Stated goal = Quote the listing below in its entirety, omitting every image.

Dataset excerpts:
....

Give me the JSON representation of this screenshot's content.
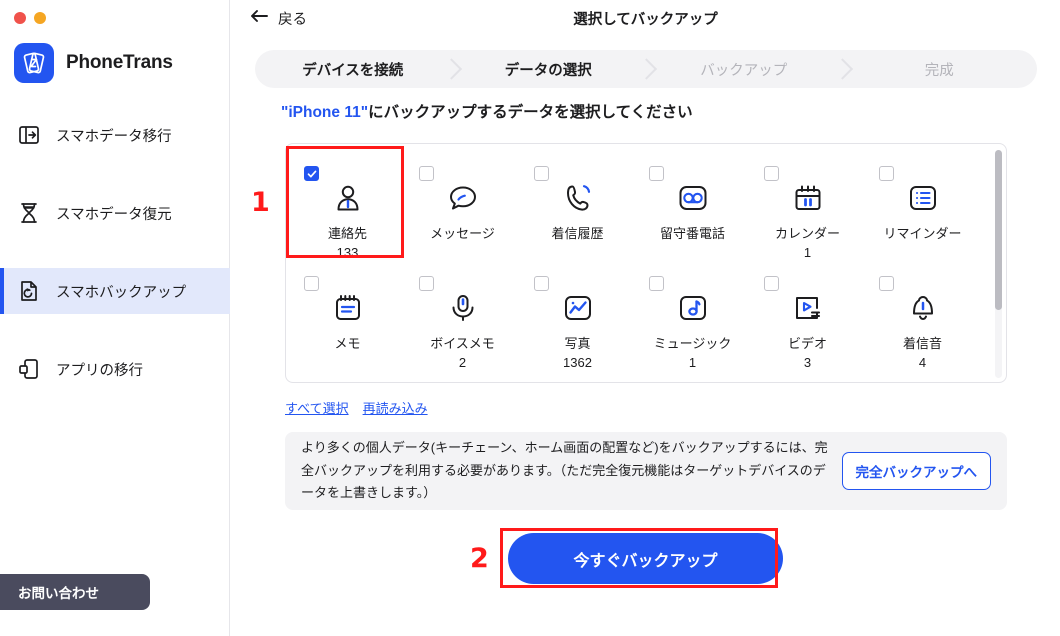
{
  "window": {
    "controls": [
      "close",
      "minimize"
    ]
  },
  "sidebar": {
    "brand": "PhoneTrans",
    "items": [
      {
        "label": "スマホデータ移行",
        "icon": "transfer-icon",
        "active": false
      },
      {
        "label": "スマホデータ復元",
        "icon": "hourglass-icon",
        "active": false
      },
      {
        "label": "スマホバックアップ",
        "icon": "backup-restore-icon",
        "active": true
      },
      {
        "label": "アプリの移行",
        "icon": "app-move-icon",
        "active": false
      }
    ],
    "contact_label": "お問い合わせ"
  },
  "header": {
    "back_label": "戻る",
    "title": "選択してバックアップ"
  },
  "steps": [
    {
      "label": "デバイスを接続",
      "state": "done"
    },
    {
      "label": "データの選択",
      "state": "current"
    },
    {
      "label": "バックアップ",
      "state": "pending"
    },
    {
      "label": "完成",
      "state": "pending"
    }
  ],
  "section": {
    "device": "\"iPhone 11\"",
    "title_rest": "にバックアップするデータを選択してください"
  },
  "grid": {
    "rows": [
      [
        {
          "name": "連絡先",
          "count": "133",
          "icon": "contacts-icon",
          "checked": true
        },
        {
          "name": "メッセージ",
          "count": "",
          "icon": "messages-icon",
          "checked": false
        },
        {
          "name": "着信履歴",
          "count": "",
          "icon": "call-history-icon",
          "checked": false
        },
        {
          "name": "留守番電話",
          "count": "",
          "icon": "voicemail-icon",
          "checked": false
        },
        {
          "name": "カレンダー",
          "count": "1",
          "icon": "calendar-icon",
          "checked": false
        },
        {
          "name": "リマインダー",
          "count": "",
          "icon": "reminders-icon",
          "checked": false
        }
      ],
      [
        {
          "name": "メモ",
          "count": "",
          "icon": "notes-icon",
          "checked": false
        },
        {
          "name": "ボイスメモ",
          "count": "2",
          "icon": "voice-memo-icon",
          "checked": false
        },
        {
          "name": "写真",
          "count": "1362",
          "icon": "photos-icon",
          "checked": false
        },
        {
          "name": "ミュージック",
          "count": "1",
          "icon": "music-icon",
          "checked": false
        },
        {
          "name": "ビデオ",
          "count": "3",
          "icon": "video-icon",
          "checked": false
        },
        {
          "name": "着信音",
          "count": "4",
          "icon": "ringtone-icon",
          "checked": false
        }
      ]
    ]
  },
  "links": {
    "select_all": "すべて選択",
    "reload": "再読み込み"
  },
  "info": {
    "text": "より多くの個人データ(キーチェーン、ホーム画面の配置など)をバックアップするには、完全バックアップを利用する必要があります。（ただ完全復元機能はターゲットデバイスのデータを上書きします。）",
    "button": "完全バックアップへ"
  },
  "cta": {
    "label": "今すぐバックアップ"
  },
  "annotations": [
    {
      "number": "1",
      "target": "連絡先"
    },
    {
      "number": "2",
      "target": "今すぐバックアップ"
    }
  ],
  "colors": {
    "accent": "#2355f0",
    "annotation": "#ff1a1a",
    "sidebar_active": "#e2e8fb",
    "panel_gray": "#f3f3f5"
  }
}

....

Exercise result =
Give me the JSON representation of this screenshot's content.
{
  "window": {
    "controls": [
      "close",
      "minimize"
    ]
  },
  "sidebar": {
    "brand": "PhoneTrans",
    "items": [
      {
        "label": "スマホデータ移行",
        "icon": "transfer-icon",
        "active": false
      },
      {
        "label": "スマホデータ復元",
        "icon": "hourglass-icon",
        "active": false
      },
      {
        "label": "スマホバックアップ",
        "icon": "backup-restore-icon",
        "active": true
      },
      {
        "label": "アプリの移行",
        "icon": "app-move-icon",
        "active": false
      }
    ],
    "contact_label": "お問い合わせ"
  },
  "header": {
    "back_label": "戻る",
    "title": "選択してバックアップ"
  },
  "steps": [
    {
      "label": "デバイスを接続",
      "state": "done"
    },
    {
      "label": "データの選択",
      "state": "current"
    },
    {
      "label": "バックアップ",
      "state": "pending"
    },
    {
      "label": "完成",
      "state": "pending"
    }
  ],
  "section": {
    "device": "\"iPhone 11\"",
    "title_rest": "にバックアップするデータを選択してください"
  },
  "grid": {
    "rows": [
      [
        {
          "name": "連絡先",
          "count": "133",
          "icon": "contacts-icon",
          "checked": true
        },
        {
          "name": "メッセージ",
          "count": "",
          "icon": "messages-icon",
          "checked": false
        },
        {
          "name": "着信履歴",
          "count": "",
          "icon": "call-history-icon",
          "checked": false
        },
        {
          "name": "留守番電話",
          "count": "",
          "icon": "voicemail-icon",
          "checked": false
        },
        {
          "name": "カレンダー",
          "count": "1",
          "icon": "calendar-icon",
          "checked": false
        },
        {
          "name": "リマインダー",
          "count": "",
          "icon": "reminders-icon",
          "checked": false
        }
      ],
      [
        {
          "name": "メモ",
          "count": "",
          "icon": "notes-icon",
          "checked": false
        },
        {
          "name": "ボイスメモ",
          "count": "2",
          "icon": "voice-memo-icon",
          "checked": false
        },
        {
          "name": "写真",
          "count": "1362",
          "icon": "photos-icon",
          "checked": false
        },
        {
          "name": "ミュージック",
          "count": "1",
          "icon": "music-icon",
          "checked": false
        },
        {
          "name": "ビデオ",
          "count": "3",
          "icon": "video-icon",
          "checked": false
        },
        {
          "name": "着信音",
          "count": "4",
          "icon": "ringtone-icon",
          "checked": false
        }
      ]
    ]
  },
  "links": {
    "select_all": "すべて選択",
    "reload": "再読み込み"
  },
  "info": {
    "text": "より多くの個人データ(キーチェーン、ホーム画面の配置など)をバックアップするには、完全バックアップを利用する必要があります。（ただ完全復元機能はターゲットデバイスのデータを上書きします。）",
    "button": "完全バックアップへ"
  },
  "cta": {
    "label": "今すぐバックアップ"
  },
  "annotations": [
    {
      "number": "1",
      "target": "連絡先"
    },
    {
      "number": "2",
      "target": "今すぐバックアップ"
    }
  ],
  "colors": {
    "accent": "#2355f0",
    "annotation": "#ff1a1a",
    "sidebar_active": "#e2e8fb",
    "panel_gray": "#f3f3f5"
  }
}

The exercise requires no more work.